> _TEXT PROVIDED_:
So that was looking at things in a block diagram. But what about the signals themselves? There are different types of phase detectors and for example, an Alexander or bang-bang phase detector samples the received waveform at the edge and middle of each symbol. The edge symbol e sub n, and the data samples d sub n minus 1, and d sub n, as shown here, are processed to determine if the edge sample and thus the clock phase is either early or late.

Driving the VCO directly from the phase detector output results in excessive jitter or clock jitter. This is where the loop filter comes in. To eliminate the jitter the signal is low pass-filtered by accumulating it in a vote. When the accumulated vote exceeds a specific count threshold, the phase of the VCO is incremented or decremented. So let's take a look at what that looks like.

The base, this baseline behavior is shown with an eye diagram and the resulting clock PDF. As you can see, the clock PDF is very near the center of the eye. I'll show you here, change my pointer to a laser pointer, so you can see this clock PDF shown here. The clock phase settles between a value of 0.570 symbol time and 0.578 symbol time as indicated by the red line in the graph on the top-right. So this red line going horizontally right here.

The dithering or indecision between the two values is a consequence of the non-linear bang-bang phase detector and is a source of CDRH hunting jitter. To reduce this magnitude of dithering, you can reduce the phase step size. Also to reduce the period of the dithering you can reduce the vote count threshold.

The output of the phase detector is accumulated in the early-late vote count. And if or when the count exceeds the vote, the count threshold that was set as shown with the red dashed line in the graph in the bottom right, the phase is incremented or then decremented.

So this graph is just a zoomed-in version of the one on the previous slide, and it shows just the first 350 symbols of the early-late count shown in blue and the threshold shown as the dashed red line. Internal to the CDR, the vote is incremented or decremented, checked against the threshold, and then reset if necessary. The external vote value shown in the figure doesn't touch the threshold in this case, but you can tell when the vote was reset to zero, which is this black horizontal line. So you can see as the vote count gets high, it gets reset back down to zero. And you can see that happens a few times again over here as well.

So what happens if you change something? So here's a channel-- here the channel loss is decreased from four dB down to two dB, which shows the clock converging to a different phase. The clock phase now adapts to around 0.35 symbol time, whereas before it was converging to about 0.57 symbol time. And you can see this here in the clock PDF and as well as in this graph here, this red horizontal line both converging around 0.35 symbol time.

And like I mentioned earlier, increasing the vote count threshold from 8 to 16 results in a larger dithering period, shown in this figure right here. You can see the period of that in this graph is greater than the one prior. And increasing the phase step size from 1/128th to 1/64th increases the dithering magnitude here. You can just see that that magnitude is larger than the one on the left and the one on the previous slide as well.

> _DATASET EXCERPT_:
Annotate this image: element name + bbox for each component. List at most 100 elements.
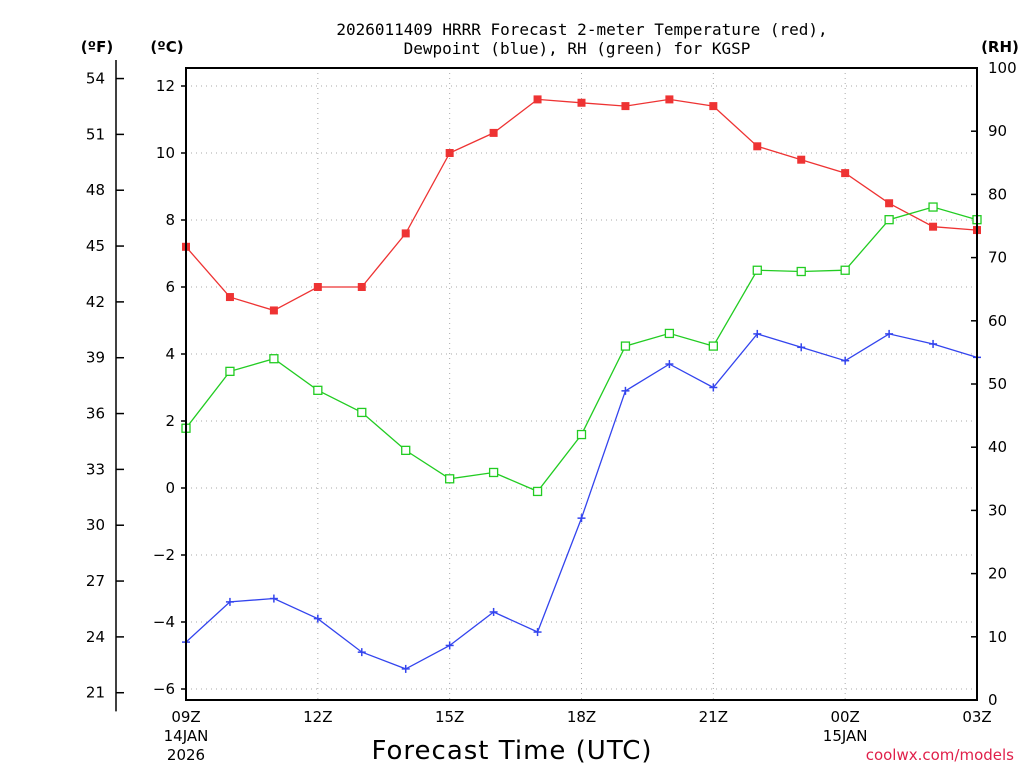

> _PROBLEMS TO WORK ON_:
1. In the clock recovery transcript, what happens to the clock phase when the channel loss drops from four dB to two dB?
2. Pick up the clock recovery transcript after its final sentence and carry it forward.

> _ANSWERS BELOW_:
1. It converges to about 0.35 symbol time, instead of about 0.57 symbol time.

2.
So this was a quick tutorial on how a CD operates. So now we'll look at how jitter can affect things. So Jitter Tolerance Testing or JTOL plays a vital role in assessing and validating high-speed communications. This process evaluates the performance of a system's CDR by varying the amplitude and frequency of injected sinusoidal jitter. The CDR can effectively track and adjust for jitter when the magnitude and frequency fall within a CDR's bandwidth.

However, as the jitter's amplitude and frequency rise beyond this range, the CDR's tracking ability diminishes. So there are two nice things about jitter tolerance testing. One, demonstrating adherence to industry standards, which helps ensure that a system will be able to operate properly. And two, ensuring that the CDR design possesses the required capabilities, something like for bandwidth, for instance.

The figure on the left depicts a typical JTOL representation found in industry standards. It includes a corner frequency f sub c, that specifies the minimum bandwidth of the system. A system is compliant if it maintains its required performance within the pass region. So for system designers, a JTOL test is crucial for determining the clock recovery bandwidth profile. Clock recovery units handle the phase and frequency of incoming signals.

A successful 20-point JTOL test is shown by the blue curve in the graph on the right, or with a CDR bandwidth of about four megahertz shown by the green arrow. So designers must balance a CDR's bandwidth. If it's too low, the system can't track frequency changes, but if it's too high, it misrepresents noise as data.

In the graph on the right, the green dots show successful simulations, while red dots indicate inadequate eye widths. So as the JTOL algorithm increases the jitter magnitude and frequency, it stresses the system until performance drops, marking the pass/fail boundary and thus defining the system's JTOL response.

In addition to assessing the bandwidth, a JTOL test can reveal other CDR characteristics to the designer. In this graph, JTOL responses are shown across various second-order gains with the second-order gain of 2e to the minus 11 shown in blue with squares, the JTOL response initially dips before stabilizing at higher frequencies. This indicates that the higher 2e to the minus 11 gain makes the system overly sensitive to the jitter and degrades the performance by reacting to noise and amplifying jitter.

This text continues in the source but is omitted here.